[Items listed in a dataset]
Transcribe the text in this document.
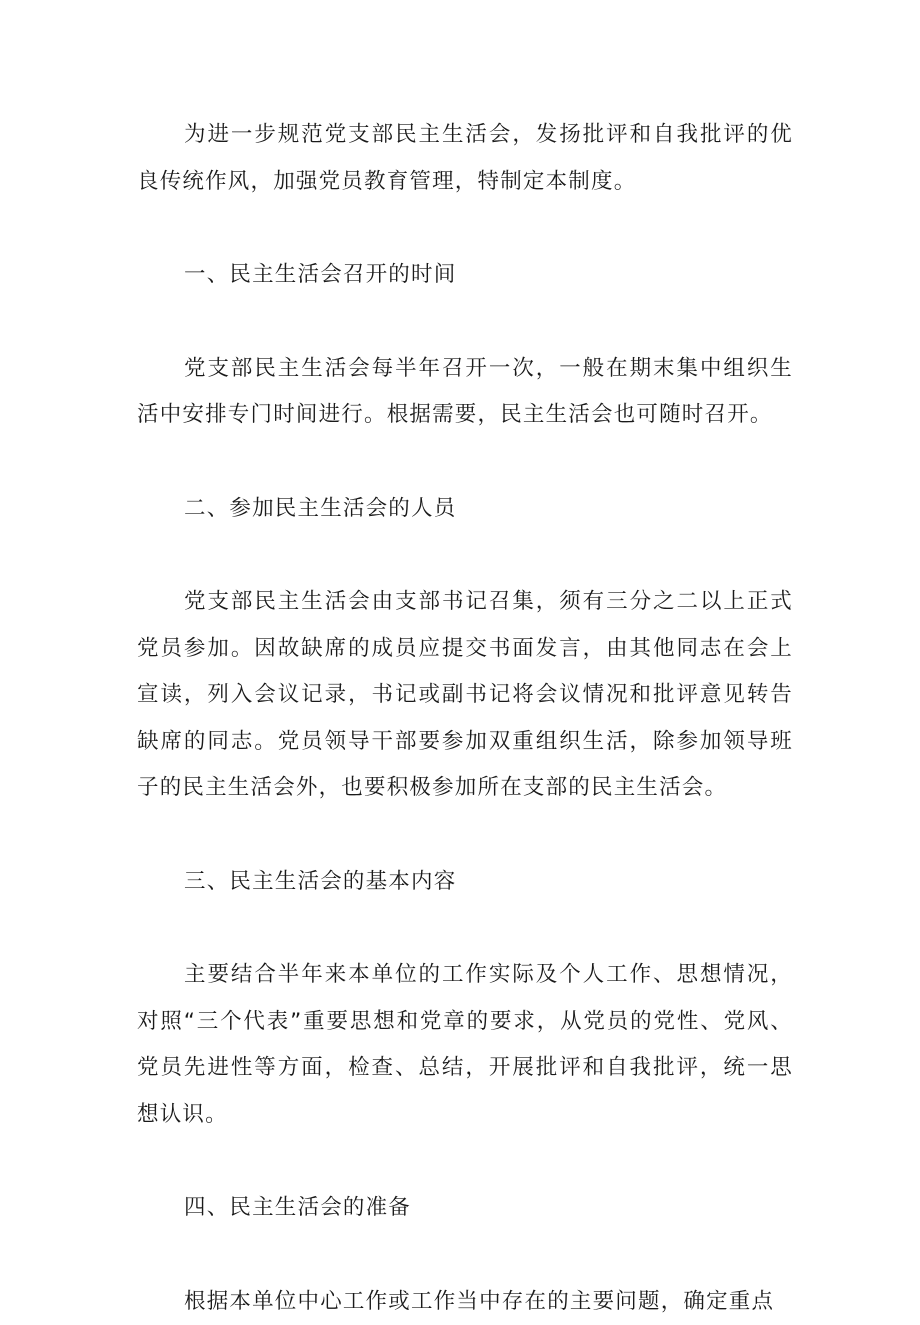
为进一步规范党支部民主生活会，发扬批评和自我批评的优良传统作风，加强党员教育管理，特制定本制度。

一、民主生活会召开的时间

党支部民主生活会每半年召开一次，一般在期末集中组织生活中安排专门时间进行。根据需要，民主生活会也可随时召开。

二、参加民主生活会的人员

党支部民主生活会由支部书记召集，须有三分之二以上正式党员参加。因故缺席的成员应提交书面发言，由其他同志在会上宣读，列入会议记录，书记或副书记将会议情况和批评意见转告缺席的同志。党员领导干部要参加双重组织生活，除参加领导班子的民主生活会外，也要积极参加所在支部的民主生活会。

三、民主生活会的基本内容

主要结合半年来本单位的工作实际及个人工作、思想情况，对照“三个代表”重要思想和党章的要求，从党员的党性、党风、党员先进性等方面，检查、总结，开展批评和自我批评，统一思想认识。

四、民主生活会的准备

根据本单位中心工作或工作当中存在的主要问题，确定重点
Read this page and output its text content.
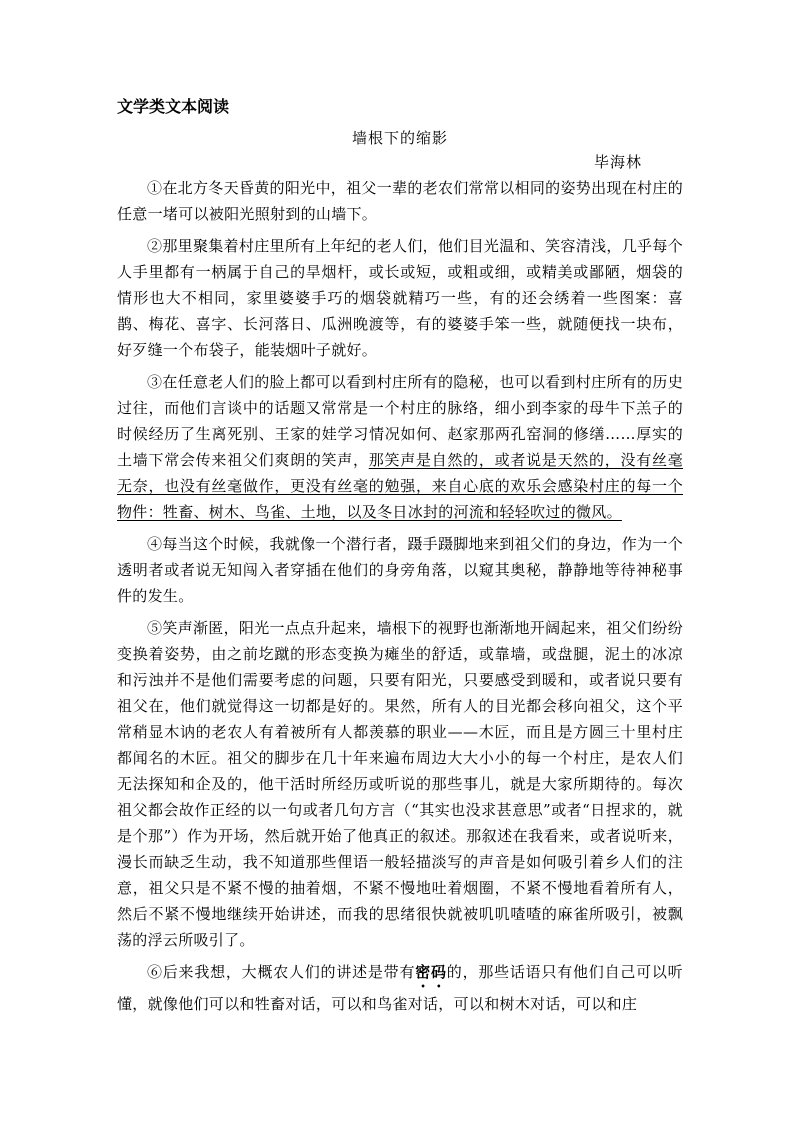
文学类文本阅读
墙根下的缩影
毕海林

①在北方冬天昏黄的阳光中，祖父一辈的老农们常常以相同的姿势出现在村庄的任意一堵可以被阳光照射到的山墙下。

②那里聚集着村庄里所有上年纪的老人们，他们目光温和、笑容清浅，几乎每个人手里都有一柄属于自己的旱烟杆，或长或短，或粗或细，或精美或鄙陋，烟袋的情形也大不相同，家里婆婆手巧的烟袋就精巧一些，有的还会绣着一些图案：喜鹊、梅花、喜字、长河落日、瓜洲晚渡等，有的婆婆手笨一些，就随便找一块布，好歹缝一个布袋子，能装烟叶子就好。

③在任意老人们的脸上都可以看到村庄所有的隐秘，也可以看到村庄所有的历史过往，而他们言谈中的话题又常常是一个村庄的脉络，细小到李家的母牛下羔子的时候经历了生离死别、王家的娃学习情况如何、赵家那两孔窑洞的修缮……厚实的土墙下常会传来祖父们爽朗的笑声，那笑声是自然的，或者说是天然的，没有丝毫无奈，也没有丝毫做作，更没有丝毫的勉强，来自心底的欢乐会感染村庄的每一个物件：牲畜、树木、鸟雀、土地，以及冬日冰封的河流和轻轻吹过的微风。

④每当这个时候，我就像一个潜行者，蹑手蹑脚地来到祖父们的身边，作为一个透明者或者说无知闯入者穿插在他们的身旁角落，以窥其奥秘，静静地等待神秘事件的发生。

⑤笑声渐匿，阳光一点点升起来，墙根下的视野也渐渐地开阔起来，祖父们纷纷变换着姿势，由之前圪蹴的形态变换为瘫坐的舒适，或靠墙，或盘腿，泥土的冰凉和污浊并不是他们需要考虑的问题，只要有阳光，只要感受到暖和，或者说只要有祖父在，他们就觉得这一切都是好的。果然，所有人的目光都会移向祖父，这个平常稍显木讷的老农人有着被所有人都羡慕的职业——木匠，而且是方圆三十里村庄都闻名的木匠。祖父的脚步在几十年来遍布周边大大小小的每一个村庄，是农人们无法探知和企及的，他干活时所经历或听说的那些事儿，就是大家所期待的。每次祖父都会故作正经的以一句或者几句方言（“其实也没求甚意思”或者“日捏求的，就是个那”）作为开场，然后就开始了他真正的叙述。那叙述在我看来，或者说听来，漫长而缺乏生动，我不知道那些俚语一般轻描淡写的声音是如何吸引着乡人们的注意，祖父只是不紧不慢的抽着烟，不紧不慢地吐着烟圈，不紧不慢地看着所有人，然后不紧不慢地继续开始讲述，而我的思绪很快就被叽叽喳喳的麻雀所吸引，被飘荡的浮云所吸引了。

⑥后来我想，大概农人们的讲述是带有密码的，那些话语只有他们自己可以听懂，就像他们可以和牲畜对话，可以和鸟雀对话，可以和树木对话，可以和庄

> [Job] Copy all the data exactly as written, but skip any picture.

> [Solution]
Transcribe the text in this document.
为进一步规范党支部民主生活会，发扬批评和自我批评的优良传统作风，加强党员教育管理，特制定本制度。

一、民主生活会召开的时间

党支部民主生活会每半年召开一次，一般在期末集中组织生活中安排专门时间进行。根据需要，民主生活会也可随时召开。

二、参加民主生活会的人员

党支部民主生活会由支部书记召集，须有三分之二以上正式党员参加。因故缺席的成员应提交书面发言，由其他同志在会上宣读，列入会议记录，书记或副书记将会议情况和批评意见转告缺席的同志。党员领导干部要参加双重组织生活，除参加领导班子的民主生活会外，也要积极参加所在支部的民主生活会。

三、民主生活会的基本内容

主要结合半年来本单位的工作实际及个人工作、思想情况，对照“三个代表”重要思想和党章的要求，从党员的党性、党风、党员先进性等方面，检查、总结，开展批评和自我批评，统一思想认识。

四、民主生活会的准备

根据本单位中心工作或工作当中存在的主要问题，确定重点
Read this page and output its text content.
文学类文本阅读
墙根下的缩影
毕海林

①在北方冬天昏黄的阳光中，祖父一辈的老农们常常以相同的姿势出现在村庄的任意一堵可以被阳光照射到的山墙下。

②那里聚集着村庄里所有上年纪的老人们，他们目光温和、笑容清浅，几乎每个人手里都有一柄属于自己的旱烟杆，或长或短，或粗或细，或精美或鄙陋，烟袋的情形也大不相同，家里婆婆手巧的烟袋就精巧一些，有的还会绣着一些图案：喜鹊、梅花、喜字、长河落日、瓜洲晚渡等，有的婆婆手笨一些，就随便找一块布，好歹缝一个布袋子，能装烟叶子就好。

③在任意老人们的脸上都可以看到村庄所有的隐秘，也可以看到村庄所有的历史过往，而他们言谈中的话题又常常是一个村庄的脉络，细小到李家的母牛下羔子的时候经历了生离死别、王家的娃学习情况如何、赵家那两孔窑洞的修缮……厚实的土墙下常会传来祖父们爽朗的笑声，那笑声是自然的，或者说是天然的，没有丝毫无奈，也没有丝毫做作，更没有丝毫的勉强，来自心底的欢乐会感染村庄的每一个物件：牲畜、树木、鸟雀、土地，以及冬日冰封的河流和轻轻吹过的微风。

④每当这个时候，我就像一个潜行者，蹑手蹑脚地来到祖父们的身边，作为一个透明者或者说无知闯入者穿插在他们的身旁角落，以窥其奥秘，静静地等待神秘事件的发生。

⑤笑声渐匿，阳光一点点升起来，墙根下的视野也渐渐地开阔起来，祖父们纷纷变换着姿势，由之前圪蹴的形态变换为瘫坐的舒适，或靠墙，或盘腿，泥土的冰凉和污浊并不是他们需要考虑的问题，只要有阳光，只要感受到暖和，或者说只要有祖父在，他们就觉得这一切都是好的。果然，所有人的目光都会移向祖父，这个平常稍显木讷的老农人有着被所有人都羡慕的职业——木匠，而且是方圆三十里村庄都闻名的木匠。祖父的脚步在几十年来遍布周边大大小小的每一个村庄，是农人们无法探知和企及的，他干活时所经历或听说的那些事儿，就是大家所期待的。每次祖父都会故作正经的以一句或者几句方言（“其实也没求甚意思”或者“日捏求的，就是个那”）作为开场，然后就开始了他真正的叙述。那叙述在我看来，或者说听来，漫长而缺乏生动，我不知道那些俚语一般轻描淡写的声音是如何吸引着乡人们的注意，祖父只是不紧不慢的抽着烟，不紧不慢地吐着烟圈，不紧不慢地看着所有人，然后不紧不慢地继续开始讲述，而我的思绪很快就被叽叽喳喳的麻雀所吸引，被飘荡的浮云所吸引了。

⑥后来我想，大概农人们的讲述是带有密码的，那些话语只有他们自己可以听懂，就像他们可以和牲畜对话，可以和鸟雀对话，可以和树木对话，可以和庄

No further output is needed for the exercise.